§ **THE TASK**
Below are some records. Copy every line in them that holds "grid".

begin TASK INPUTS

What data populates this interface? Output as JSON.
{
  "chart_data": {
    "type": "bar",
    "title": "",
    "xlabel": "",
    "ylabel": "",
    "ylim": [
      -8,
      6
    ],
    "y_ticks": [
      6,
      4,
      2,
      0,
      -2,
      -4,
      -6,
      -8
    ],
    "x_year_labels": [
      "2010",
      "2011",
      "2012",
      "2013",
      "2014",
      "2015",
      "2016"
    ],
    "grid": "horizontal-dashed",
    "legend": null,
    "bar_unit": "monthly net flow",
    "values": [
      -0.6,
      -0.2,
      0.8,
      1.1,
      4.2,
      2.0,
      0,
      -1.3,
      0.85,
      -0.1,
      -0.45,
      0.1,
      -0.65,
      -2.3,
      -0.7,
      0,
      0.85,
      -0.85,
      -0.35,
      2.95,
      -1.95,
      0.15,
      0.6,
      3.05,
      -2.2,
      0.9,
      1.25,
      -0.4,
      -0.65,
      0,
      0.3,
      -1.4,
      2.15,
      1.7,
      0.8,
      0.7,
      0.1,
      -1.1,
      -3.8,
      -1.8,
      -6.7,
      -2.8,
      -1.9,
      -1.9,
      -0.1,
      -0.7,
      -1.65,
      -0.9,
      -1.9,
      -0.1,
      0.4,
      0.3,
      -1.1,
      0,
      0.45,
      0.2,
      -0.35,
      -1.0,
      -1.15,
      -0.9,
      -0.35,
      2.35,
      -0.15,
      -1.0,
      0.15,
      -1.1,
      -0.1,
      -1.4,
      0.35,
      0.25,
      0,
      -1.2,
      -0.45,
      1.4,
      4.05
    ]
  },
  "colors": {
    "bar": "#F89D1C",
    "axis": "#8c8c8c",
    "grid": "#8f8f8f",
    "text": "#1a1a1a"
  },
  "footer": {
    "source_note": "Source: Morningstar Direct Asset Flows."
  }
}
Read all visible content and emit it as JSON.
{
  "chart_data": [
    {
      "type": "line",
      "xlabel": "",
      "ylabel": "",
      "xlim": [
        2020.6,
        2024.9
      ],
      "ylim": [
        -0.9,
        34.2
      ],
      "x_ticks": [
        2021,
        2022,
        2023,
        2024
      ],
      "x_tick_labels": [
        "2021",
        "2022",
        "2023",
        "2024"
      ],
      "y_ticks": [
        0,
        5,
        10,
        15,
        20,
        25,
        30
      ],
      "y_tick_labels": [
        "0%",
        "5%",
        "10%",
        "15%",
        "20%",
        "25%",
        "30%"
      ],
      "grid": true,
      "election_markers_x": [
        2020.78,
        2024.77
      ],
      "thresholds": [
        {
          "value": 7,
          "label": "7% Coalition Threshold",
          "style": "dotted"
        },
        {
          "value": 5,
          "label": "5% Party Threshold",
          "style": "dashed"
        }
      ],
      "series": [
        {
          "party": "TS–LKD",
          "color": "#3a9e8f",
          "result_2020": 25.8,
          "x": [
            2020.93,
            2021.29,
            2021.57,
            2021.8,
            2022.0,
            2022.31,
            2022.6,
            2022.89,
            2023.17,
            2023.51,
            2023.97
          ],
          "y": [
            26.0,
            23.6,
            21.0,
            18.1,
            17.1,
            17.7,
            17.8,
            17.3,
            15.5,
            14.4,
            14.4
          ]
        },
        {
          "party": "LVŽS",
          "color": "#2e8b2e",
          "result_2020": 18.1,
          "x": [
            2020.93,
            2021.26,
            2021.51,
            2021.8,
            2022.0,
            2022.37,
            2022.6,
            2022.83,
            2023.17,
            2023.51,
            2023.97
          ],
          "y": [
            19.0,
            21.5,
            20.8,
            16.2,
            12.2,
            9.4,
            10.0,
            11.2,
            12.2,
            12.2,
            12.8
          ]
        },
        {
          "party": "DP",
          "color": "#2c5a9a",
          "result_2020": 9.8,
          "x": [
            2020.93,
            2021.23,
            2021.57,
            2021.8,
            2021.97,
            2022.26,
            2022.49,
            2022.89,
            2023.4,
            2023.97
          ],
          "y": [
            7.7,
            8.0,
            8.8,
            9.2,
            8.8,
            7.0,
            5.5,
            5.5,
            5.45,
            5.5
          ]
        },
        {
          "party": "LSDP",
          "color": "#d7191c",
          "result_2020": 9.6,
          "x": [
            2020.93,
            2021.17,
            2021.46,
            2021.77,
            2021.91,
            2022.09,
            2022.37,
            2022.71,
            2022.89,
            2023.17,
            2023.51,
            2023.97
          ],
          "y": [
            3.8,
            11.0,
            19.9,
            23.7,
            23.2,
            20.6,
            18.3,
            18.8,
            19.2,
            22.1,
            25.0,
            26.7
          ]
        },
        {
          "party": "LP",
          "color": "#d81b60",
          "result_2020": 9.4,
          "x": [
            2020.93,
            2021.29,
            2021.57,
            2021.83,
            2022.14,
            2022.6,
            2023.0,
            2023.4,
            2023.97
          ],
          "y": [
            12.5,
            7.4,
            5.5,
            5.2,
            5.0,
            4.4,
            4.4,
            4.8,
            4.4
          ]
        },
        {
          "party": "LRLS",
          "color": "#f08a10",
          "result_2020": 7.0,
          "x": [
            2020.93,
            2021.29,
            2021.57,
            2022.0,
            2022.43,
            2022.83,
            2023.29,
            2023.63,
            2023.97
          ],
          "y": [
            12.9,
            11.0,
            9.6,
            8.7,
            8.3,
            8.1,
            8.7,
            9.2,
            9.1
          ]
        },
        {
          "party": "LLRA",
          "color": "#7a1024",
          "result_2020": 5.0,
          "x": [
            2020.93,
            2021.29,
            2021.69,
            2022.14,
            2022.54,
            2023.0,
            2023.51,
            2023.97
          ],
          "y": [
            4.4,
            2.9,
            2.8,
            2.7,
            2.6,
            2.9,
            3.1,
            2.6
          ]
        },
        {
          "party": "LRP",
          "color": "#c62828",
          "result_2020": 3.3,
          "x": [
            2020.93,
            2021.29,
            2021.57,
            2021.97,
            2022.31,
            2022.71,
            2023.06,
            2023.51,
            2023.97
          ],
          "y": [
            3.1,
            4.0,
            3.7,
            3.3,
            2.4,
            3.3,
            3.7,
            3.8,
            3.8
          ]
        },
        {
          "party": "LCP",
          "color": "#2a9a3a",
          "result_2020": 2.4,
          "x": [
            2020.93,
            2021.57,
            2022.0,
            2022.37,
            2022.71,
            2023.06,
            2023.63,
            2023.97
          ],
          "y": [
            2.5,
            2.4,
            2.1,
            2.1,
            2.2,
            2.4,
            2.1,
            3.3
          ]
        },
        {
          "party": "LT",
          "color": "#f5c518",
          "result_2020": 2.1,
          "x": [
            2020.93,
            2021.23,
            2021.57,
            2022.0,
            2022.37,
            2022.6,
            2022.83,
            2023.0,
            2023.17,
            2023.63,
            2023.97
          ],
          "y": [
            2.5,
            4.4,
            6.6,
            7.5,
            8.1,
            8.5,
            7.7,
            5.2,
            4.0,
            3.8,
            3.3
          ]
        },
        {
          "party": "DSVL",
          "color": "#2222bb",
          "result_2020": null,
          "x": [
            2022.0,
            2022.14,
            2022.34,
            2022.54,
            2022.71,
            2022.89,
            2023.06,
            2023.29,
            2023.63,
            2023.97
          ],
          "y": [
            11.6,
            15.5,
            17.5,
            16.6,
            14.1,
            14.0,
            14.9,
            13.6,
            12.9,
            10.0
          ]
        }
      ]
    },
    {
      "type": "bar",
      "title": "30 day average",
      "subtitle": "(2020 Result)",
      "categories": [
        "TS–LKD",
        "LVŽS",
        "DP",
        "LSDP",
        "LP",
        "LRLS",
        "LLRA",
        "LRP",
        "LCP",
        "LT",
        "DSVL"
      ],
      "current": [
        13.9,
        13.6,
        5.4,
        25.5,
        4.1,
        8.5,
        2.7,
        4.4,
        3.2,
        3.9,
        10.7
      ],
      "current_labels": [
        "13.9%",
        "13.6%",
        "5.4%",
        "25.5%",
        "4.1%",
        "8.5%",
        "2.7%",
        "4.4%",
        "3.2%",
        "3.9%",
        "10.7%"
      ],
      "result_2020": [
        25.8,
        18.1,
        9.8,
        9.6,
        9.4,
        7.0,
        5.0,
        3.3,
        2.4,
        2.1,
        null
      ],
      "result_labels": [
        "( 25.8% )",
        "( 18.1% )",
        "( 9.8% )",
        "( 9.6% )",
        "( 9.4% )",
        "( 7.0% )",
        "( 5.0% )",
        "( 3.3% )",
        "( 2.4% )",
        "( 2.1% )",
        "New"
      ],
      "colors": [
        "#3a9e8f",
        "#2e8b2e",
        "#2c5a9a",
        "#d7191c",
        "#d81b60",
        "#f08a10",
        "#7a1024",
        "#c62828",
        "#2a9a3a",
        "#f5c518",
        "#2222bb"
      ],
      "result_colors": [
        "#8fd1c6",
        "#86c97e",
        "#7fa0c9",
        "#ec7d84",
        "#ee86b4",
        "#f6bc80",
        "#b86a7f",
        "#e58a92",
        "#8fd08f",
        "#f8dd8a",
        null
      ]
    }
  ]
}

end TASK INPUTS

§ **OUTPUT OF THE TASK**
    "grid": "horizontal-dashed",
    "grid": "#8f8f8f",
      "grid": true,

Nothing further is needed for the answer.